===== WORKING DATA

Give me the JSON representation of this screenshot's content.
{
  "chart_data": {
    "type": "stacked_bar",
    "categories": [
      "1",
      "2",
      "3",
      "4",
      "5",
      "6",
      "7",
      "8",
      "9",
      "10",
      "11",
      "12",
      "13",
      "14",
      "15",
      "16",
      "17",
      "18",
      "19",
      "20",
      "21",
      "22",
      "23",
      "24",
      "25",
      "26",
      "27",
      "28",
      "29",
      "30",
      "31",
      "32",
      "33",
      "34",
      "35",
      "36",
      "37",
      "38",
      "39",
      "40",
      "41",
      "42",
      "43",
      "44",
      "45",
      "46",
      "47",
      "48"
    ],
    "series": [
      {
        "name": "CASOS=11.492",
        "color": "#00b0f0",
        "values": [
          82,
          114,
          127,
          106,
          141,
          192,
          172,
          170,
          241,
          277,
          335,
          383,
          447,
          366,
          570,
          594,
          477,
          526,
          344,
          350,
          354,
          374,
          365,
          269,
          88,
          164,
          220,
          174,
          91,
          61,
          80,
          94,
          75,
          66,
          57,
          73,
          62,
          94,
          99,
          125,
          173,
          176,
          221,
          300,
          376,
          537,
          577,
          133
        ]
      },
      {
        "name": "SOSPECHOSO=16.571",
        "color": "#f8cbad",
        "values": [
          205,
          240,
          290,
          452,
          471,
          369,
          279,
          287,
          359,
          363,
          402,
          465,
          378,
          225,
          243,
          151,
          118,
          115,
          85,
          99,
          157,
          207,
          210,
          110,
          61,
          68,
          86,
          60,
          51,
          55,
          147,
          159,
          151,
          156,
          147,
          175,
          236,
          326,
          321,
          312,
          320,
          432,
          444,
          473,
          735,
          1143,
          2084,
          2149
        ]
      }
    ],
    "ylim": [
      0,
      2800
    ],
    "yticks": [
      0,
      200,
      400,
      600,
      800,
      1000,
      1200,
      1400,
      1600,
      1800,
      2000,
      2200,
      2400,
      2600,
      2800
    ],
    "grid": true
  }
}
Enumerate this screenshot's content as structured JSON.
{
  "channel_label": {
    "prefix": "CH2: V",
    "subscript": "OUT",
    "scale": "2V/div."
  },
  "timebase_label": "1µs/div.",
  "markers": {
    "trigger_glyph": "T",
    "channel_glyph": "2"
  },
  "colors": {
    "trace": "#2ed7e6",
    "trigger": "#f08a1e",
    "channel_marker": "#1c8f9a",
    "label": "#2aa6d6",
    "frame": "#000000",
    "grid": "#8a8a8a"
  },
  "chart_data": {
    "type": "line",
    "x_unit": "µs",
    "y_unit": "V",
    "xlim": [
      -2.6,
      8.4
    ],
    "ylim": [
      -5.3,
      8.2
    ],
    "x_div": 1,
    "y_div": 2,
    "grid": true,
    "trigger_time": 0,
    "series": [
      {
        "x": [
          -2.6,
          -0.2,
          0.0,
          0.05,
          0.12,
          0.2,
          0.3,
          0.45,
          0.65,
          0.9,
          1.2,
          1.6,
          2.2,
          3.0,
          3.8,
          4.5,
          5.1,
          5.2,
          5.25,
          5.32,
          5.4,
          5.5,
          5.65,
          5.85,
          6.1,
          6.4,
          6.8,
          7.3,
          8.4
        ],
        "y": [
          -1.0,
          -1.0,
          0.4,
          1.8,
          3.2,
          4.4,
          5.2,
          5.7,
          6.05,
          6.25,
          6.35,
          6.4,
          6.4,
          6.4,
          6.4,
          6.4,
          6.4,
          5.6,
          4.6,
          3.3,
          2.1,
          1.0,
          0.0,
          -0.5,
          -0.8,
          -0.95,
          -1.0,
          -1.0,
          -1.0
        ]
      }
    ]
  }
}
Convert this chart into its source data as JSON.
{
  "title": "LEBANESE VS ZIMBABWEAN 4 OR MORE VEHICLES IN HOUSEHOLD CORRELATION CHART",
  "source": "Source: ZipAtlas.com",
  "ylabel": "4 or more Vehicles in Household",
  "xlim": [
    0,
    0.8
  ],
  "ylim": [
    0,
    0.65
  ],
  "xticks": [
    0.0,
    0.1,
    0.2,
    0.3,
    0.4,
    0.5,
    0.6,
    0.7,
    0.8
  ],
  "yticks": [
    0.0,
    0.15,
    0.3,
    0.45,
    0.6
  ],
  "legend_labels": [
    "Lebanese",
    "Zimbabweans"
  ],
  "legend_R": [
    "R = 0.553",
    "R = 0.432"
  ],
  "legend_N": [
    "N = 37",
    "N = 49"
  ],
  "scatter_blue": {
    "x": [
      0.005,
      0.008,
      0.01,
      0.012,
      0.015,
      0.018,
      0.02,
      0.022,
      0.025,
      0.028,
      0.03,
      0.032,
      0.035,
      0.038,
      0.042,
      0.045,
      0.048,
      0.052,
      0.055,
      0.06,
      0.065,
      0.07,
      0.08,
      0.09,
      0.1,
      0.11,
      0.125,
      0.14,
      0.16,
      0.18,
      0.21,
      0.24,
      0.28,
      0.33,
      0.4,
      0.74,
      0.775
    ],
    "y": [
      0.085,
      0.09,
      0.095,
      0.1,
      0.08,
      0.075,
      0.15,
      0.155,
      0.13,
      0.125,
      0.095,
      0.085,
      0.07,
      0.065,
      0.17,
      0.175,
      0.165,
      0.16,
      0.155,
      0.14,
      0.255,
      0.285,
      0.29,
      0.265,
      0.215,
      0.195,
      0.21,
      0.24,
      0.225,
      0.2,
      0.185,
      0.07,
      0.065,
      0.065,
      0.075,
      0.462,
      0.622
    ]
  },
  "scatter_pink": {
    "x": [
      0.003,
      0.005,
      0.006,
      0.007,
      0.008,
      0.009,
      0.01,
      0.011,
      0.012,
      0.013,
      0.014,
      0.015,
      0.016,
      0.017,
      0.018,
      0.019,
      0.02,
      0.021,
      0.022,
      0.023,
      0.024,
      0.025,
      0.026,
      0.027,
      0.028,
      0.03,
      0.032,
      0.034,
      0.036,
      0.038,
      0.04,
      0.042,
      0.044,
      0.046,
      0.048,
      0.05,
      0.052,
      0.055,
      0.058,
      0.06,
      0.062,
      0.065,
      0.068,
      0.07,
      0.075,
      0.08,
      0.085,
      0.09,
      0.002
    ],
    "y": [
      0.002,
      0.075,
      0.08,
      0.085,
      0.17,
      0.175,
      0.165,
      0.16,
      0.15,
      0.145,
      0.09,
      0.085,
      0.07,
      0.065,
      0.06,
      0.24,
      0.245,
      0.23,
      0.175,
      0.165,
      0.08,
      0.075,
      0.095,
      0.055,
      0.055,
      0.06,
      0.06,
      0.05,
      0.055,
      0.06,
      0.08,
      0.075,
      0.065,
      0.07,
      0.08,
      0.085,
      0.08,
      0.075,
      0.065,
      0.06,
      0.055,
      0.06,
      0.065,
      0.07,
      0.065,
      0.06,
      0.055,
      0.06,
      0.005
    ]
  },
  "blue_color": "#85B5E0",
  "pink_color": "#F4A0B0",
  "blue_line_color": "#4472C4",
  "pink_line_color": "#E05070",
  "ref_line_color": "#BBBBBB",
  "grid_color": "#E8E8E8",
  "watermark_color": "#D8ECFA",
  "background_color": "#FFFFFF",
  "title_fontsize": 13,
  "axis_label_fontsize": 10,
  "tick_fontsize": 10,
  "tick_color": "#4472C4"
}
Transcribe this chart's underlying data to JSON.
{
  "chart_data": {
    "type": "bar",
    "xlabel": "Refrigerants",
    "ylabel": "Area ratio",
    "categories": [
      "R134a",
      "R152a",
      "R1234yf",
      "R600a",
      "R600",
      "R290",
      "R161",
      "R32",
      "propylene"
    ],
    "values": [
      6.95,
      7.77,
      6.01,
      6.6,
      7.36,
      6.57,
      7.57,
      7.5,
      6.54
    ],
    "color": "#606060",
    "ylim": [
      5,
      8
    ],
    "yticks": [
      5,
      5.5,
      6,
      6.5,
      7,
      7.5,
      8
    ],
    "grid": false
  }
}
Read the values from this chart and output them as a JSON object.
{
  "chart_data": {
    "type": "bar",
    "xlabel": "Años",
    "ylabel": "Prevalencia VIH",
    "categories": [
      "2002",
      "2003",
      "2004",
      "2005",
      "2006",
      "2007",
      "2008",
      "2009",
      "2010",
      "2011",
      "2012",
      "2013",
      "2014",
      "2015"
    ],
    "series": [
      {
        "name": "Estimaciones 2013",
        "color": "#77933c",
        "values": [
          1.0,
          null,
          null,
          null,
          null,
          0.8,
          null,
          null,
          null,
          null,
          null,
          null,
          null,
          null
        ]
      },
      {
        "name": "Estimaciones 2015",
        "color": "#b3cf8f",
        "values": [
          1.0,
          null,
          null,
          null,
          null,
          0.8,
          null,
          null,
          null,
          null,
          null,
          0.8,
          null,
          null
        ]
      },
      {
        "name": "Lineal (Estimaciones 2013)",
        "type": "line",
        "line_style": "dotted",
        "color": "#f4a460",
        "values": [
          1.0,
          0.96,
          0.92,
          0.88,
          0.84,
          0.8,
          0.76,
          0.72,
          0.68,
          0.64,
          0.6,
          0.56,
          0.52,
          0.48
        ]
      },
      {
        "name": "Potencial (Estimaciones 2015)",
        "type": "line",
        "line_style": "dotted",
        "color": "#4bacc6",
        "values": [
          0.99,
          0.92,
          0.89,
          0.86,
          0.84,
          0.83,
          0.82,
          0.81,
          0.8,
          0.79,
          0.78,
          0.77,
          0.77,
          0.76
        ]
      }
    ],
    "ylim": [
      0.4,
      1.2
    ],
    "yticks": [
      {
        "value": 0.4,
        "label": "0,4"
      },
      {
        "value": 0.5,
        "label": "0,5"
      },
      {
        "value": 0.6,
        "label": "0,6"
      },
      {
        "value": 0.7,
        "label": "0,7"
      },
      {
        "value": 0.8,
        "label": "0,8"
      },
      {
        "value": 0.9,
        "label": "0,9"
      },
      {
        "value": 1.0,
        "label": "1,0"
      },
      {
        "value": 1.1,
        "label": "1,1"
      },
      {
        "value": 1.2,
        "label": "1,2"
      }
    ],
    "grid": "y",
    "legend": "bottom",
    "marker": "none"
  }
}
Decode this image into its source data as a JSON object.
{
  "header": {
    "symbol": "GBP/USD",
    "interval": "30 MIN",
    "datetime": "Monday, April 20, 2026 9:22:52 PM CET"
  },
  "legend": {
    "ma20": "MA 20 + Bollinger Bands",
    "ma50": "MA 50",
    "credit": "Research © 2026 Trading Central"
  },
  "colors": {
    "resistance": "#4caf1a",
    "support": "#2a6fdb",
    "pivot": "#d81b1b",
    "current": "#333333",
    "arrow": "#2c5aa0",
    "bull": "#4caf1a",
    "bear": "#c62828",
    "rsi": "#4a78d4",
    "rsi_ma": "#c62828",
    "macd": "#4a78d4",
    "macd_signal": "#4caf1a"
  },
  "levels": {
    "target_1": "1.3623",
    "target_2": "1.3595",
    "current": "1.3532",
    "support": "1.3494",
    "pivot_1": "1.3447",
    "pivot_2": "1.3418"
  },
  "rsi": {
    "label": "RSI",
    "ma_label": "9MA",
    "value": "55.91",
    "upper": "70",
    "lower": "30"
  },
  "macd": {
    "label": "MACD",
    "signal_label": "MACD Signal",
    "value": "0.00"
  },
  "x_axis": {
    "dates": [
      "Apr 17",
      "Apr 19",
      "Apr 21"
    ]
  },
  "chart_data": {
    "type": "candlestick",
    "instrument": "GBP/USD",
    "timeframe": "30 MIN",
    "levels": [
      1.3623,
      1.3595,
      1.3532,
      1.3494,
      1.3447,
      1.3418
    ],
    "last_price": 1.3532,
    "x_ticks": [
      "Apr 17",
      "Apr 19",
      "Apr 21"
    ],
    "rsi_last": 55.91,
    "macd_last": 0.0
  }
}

==========

Copy each line from the records above that includes the string "this".

Give me the JSON representation of this screenshot's content.
Enumerate this screenshot's content as structured JSON.
Convert this chart into its source data as JSON.
Transcribe this chart's underlying data to JSON.
Read the values from this chart and output them as a JSON object.
Decode this image into its source data as a JSON object.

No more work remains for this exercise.